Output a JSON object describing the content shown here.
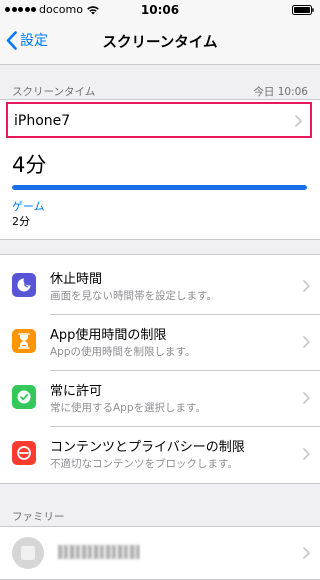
{
  "status_bar": {
    "carrier": "docomo",
    "time": "10:06"
  },
  "nav": {
    "back_label": "設定",
    "title": "スクリーンタイム"
  },
  "screen_time": {
    "section_label": "スクリーンタイム",
    "updated_label": "今日 10:06",
    "device_name": "iPhone7",
    "total_usage": "4分",
    "usage_fraction": 1.0,
    "category_label": "ゲーム",
    "category_value": "2分"
  },
  "menu": {
    "items": [
      {
        "title": "休止時間",
        "subtitle": "画面を見ない時間帯を設定します。",
        "icon": "moon-icon",
        "color": "#5856d6"
      },
      {
        "title": "App使用時間の制限",
        "subtitle": "Appの使用時間を制限します。",
        "icon": "hourglass-icon",
        "color": "#ff9500"
      },
      {
        "title": "常に許可",
        "subtitle": "常に使用するAppを選択します。",
        "icon": "checkmark-badge-icon",
        "color": "#34c759"
      },
      {
        "title": "コンテンツとプライバシーの制限",
        "subtitle": "不適切なコンテンツをブロックします。",
        "icon": "no-entry-icon",
        "color": "#ff3b30"
      }
    ]
  },
  "family": {
    "section_label": "ファミリー"
  },
  "colors": {
    "accent": "#007aff",
    "highlight_border": "#e6195a",
    "usage_bar": "#1a6fe6"
  }
}
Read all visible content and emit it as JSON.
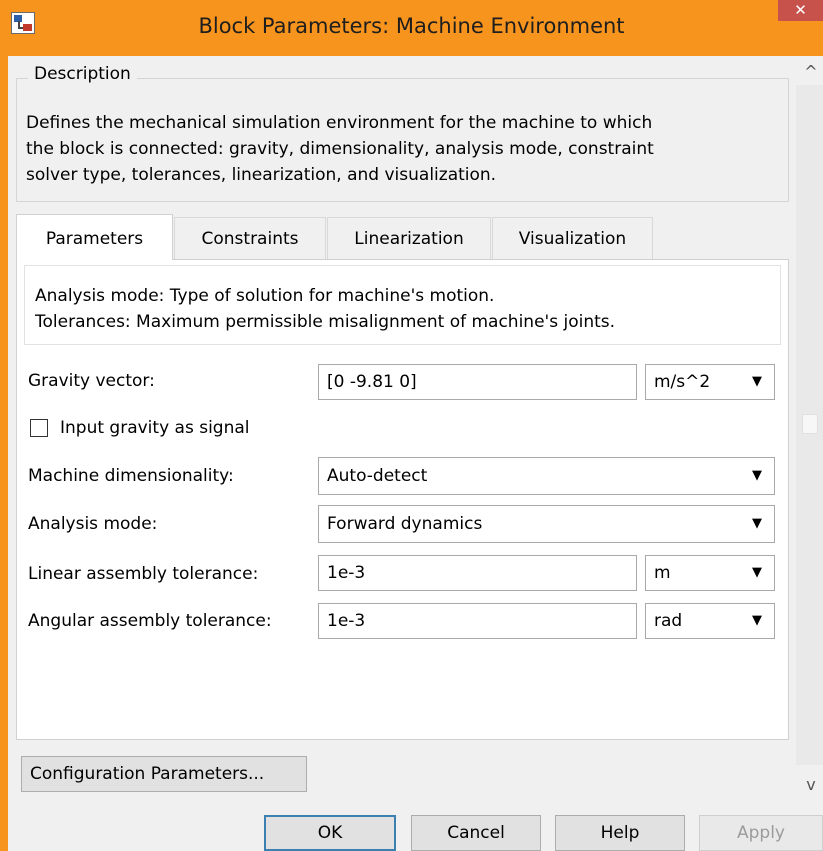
{
  "window": {
    "title": "Block Parameters: Machine Environment",
    "close_glyph": "✕",
    "accent_color": "#f7941d"
  },
  "description": {
    "group_title": "Description",
    "lines": [
      "Defines the mechanical simulation environment for the machine to which",
      "the block is connected: gravity, dimensionality, analysis mode, constraint",
      "solver type, tolerances, linearization, and visualization."
    ]
  },
  "tabs": [
    {
      "label": "Parameters",
      "active": true
    },
    {
      "label": "Constraints",
      "active": false
    },
    {
      "label": "Linearization",
      "active": false
    },
    {
      "label": "Visualization",
      "active": false
    }
  ],
  "help": {
    "lines": [
      "Analysis mode: Type of solution for machine's motion.",
      "Tolerances: Maximum permissible misalignment of machine's joints."
    ]
  },
  "params": {
    "gravity": {
      "label": "Gravity vector:",
      "value": "[0 -9.81 0]",
      "unit": "m/s^2"
    },
    "input_gravity": {
      "label": "Input gravity as signal",
      "checked": false
    },
    "dimensionality": {
      "label": "Machine dimensionality:",
      "value": "Auto-detect"
    },
    "analysis_mode": {
      "label": "Analysis mode:",
      "value": "Forward dynamics"
    },
    "linear_tol": {
      "label": "Linear assembly tolerance:",
      "value": "1e-3",
      "unit": "m"
    },
    "angular_tol": {
      "label": "Angular assembly tolerance:",
      "value": "1e-3",
      "unit": "rad"
    }
  },
  "buttons": {
    "config": "Configuration Parameters...",
    "ok": "OK",
    "cancel": "Cancel",
    "help": "Help",
    "apply": "Apply"
  },
  "icons": {
    "dropdown": "▼",
    "scroll_up": "^",
    "scroll_down": "v"
  }
}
========
§ **Directions for this task**
Output each line exactly; omit every picture.

§ **Solution to this problem**
Output a JSON object describing the content shown here.
{
  "status_bar": {
    "carrier": "docomo",
    "time": "10:06"
  },
  "nav": {
    "back_label": "設定",
    "title": "スクリーンタイム"
  },
  "screen_time": {
    "section_label": "スクリーンタイム",
    "updated_label": "今日 10:06",
    "device_name": "iPhone7",
    "total_usage": "4分",
    "usage_fraction": 1.0,
    "category_label": "ゲーム",
    "category_value": "2分"
  },
  "menu": {
    "items": [
      {
        "title": "休止時間",
        "subtitle": "画面を見ない時間帯を設定します。",
        "icon": "moon-icon",
        "color": "#5856d6"
      },
      {
        "title": "App使用時間の制限",
        "subtitle": "Appの使用時間を制限します。",
        "icon": "hourglass-icon",
        "color": "#ff9500"
      },
      {
        "title": "常に許可",
        "subtitle": "常に使用するAppを選択します。",
        "icon": "checkmark-badge-icon",
        "color": "#34c759"
      },
      {
        "title": "コンテンツとプライバシーの制限",
        "subtitle": "不適切なコンテンツをブロックします。",
        "icon": "no-entry-icon",
        "color": "#ff3b30"
      }
    ]
  },
  "family": {
    "section_label": "ファミリー"
  },
  "colors": {
    "accent": "#007aff",
    "highlight_border": "#e6195a",
    "usage_bar": "#1a6fe6"
  }
}
Read all visible content and emit it as JSON.
{
  "window": {
    "title": "Block Parameters: Machine Environment",
    "close_glyph": "✕",
    "accent_color": "#f7941d"
  },
  "description": {
    "group_title": "Description",
    "lines": [
      "Defines the mechanical simulation environment for the machine to which",
      "the block is connected: gravity, dimensionality, analysis mode, constraint",
      "solver type, tolerances, linearization, and visualization."
    ]
  },
  "tabs": [
    {
      "label": "Parameters",
      "active": true
    },
    {
      "label": "Constraints",
      "active": false
    },
    {
      "label": "Linearization",
      "active": false
    },
    {
      "label": "Visualization",
      "active": false
    }
  ],
  "help": {
    "lines": [
      "Analysis mode: Type of solution for machine's motion.",
      "Tolerances: Maximum permissible misalignment of machine's joints."
    ]
  },
  "params": {
    "gravity": {
      "label": "Gravity vector:",
      "value": "[0 -9.81 0]",
      "unit": "m/s^2"
    },
    "input_gravity": {
      "label": "Input gravity as signal",
      "checked": false
    },
    "dimensionality": {
      "label": "Machine dimensionality:",
      "value": "Auto-detect"
    },
    "analysis_mode": {
      "label": "Analysis mode:",
      "value": "Forward dynamics"
    },
    "linear_tol": {
      "label": "Linear assembly tolerance:",
      "value": "1e-3",
      "unit": "m"
    },
    "angular_tol": {
      "label": "Angular assembly tolerance:",
      "value": "1e-3",
      "unit": "rad"
    }
  },
  "buttons": {
    "config": "Configuration Parameters...",
    "ok": "OK",
    "cancel": "Cancel",
    "help": "Help",
    "apply": "Apply"
  },
  "icons": {
    "dropdown": "▼",
    "scroll_up": "^",
    "scroll_down": "v"
  }
}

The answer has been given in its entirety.